* EXERCISE BRIEF: Gather each line containing the string "detected" from these entries.

* DATASET ENTRIES:
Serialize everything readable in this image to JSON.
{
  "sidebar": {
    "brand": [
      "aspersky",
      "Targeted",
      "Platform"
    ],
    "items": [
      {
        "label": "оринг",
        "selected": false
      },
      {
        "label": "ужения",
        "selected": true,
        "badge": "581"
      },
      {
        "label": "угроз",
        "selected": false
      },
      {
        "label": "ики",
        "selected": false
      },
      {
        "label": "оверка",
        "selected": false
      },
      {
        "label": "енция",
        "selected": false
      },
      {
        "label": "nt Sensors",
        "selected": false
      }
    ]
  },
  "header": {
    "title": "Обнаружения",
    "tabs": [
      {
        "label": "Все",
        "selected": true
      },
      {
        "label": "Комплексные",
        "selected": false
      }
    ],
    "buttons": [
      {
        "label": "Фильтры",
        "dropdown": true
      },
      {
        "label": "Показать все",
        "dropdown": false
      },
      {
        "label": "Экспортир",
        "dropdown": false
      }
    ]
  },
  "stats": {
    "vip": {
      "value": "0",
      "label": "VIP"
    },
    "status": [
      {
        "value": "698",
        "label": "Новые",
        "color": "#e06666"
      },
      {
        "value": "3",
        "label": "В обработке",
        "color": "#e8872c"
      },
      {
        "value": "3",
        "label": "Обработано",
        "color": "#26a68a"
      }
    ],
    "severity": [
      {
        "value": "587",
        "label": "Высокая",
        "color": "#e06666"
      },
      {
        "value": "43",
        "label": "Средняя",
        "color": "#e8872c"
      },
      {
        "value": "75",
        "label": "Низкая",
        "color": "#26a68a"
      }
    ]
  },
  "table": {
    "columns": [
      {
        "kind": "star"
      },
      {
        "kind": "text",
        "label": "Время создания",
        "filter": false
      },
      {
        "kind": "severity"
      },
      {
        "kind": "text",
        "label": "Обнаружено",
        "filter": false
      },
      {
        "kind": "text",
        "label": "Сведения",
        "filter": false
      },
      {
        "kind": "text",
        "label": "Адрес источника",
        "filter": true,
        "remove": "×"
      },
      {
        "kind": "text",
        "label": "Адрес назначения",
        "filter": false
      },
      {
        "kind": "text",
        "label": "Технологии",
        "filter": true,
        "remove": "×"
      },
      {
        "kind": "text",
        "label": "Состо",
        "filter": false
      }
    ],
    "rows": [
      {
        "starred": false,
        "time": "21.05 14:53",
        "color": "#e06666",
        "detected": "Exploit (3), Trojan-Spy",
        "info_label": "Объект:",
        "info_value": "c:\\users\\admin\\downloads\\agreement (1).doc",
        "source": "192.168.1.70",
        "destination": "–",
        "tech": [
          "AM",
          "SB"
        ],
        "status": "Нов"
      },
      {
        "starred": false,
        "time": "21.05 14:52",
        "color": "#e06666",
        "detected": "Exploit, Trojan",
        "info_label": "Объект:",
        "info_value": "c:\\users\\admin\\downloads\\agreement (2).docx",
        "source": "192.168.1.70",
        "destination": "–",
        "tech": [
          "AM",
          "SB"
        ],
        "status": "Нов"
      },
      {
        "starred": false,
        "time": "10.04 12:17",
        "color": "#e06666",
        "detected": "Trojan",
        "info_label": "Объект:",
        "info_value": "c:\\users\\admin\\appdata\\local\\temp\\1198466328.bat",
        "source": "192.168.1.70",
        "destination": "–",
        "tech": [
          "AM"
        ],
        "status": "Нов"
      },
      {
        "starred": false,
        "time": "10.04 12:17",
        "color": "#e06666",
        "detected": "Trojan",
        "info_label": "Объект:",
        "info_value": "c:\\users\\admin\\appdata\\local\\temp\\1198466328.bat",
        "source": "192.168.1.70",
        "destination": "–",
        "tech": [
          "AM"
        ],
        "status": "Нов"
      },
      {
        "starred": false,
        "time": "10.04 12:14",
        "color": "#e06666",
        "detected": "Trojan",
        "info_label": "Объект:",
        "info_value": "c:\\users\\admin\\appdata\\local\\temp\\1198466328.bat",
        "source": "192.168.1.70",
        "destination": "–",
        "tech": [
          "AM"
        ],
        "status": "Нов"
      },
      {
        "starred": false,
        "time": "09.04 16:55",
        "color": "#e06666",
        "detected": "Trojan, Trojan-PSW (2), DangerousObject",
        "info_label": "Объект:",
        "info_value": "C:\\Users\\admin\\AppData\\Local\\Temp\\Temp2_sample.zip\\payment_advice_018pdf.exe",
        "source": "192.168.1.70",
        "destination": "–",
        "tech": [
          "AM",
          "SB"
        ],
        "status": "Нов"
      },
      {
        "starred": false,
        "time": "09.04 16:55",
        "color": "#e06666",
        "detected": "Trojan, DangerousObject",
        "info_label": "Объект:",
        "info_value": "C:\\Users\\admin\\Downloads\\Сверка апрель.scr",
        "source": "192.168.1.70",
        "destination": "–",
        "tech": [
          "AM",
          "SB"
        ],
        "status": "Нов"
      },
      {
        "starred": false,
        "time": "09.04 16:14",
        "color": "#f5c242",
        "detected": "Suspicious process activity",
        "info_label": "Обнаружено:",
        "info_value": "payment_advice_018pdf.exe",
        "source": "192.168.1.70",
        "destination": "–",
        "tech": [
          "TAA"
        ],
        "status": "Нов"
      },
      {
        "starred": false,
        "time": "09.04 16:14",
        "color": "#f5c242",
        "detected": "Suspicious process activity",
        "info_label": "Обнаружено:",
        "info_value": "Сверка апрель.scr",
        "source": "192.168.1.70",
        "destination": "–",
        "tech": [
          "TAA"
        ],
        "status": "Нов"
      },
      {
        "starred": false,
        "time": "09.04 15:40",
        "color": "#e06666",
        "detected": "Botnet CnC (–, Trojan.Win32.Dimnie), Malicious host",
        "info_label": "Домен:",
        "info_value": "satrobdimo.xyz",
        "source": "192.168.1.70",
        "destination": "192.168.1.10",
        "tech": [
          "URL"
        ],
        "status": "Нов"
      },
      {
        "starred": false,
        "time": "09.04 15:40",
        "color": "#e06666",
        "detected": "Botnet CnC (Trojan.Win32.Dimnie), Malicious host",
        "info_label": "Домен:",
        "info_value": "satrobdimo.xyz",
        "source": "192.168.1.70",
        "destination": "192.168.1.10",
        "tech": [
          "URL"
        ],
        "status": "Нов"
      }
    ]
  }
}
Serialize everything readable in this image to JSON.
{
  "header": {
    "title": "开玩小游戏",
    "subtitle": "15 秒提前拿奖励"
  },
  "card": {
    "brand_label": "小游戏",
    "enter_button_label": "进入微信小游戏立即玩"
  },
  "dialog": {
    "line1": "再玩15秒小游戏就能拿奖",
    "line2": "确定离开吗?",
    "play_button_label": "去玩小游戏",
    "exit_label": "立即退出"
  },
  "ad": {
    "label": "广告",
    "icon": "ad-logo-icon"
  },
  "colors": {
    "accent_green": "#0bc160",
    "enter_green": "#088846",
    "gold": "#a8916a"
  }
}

* CORRECT ANSWER:
        "detected": "Exploit (3), Trojan-Spy",
        "detected": "Exploit, Trojan",
        "detected": "Trojan",
        "detected": "Trojan",
        "detected": "Trojan",
        "detected": "Trojan, Trojan-PSW (2), DangerousObject",
        "detected": "Trojan, DangerousObject",
        "detected": "Suspicious process activity",
        "detected": "Suspicious process activity",
        "detected": "Botnet CnC (–, Trojan.Win32.Dimnie), Malicious host",
        "detected": "Botnet CnC (Trojan.Win32.Dimnie), Malicious host",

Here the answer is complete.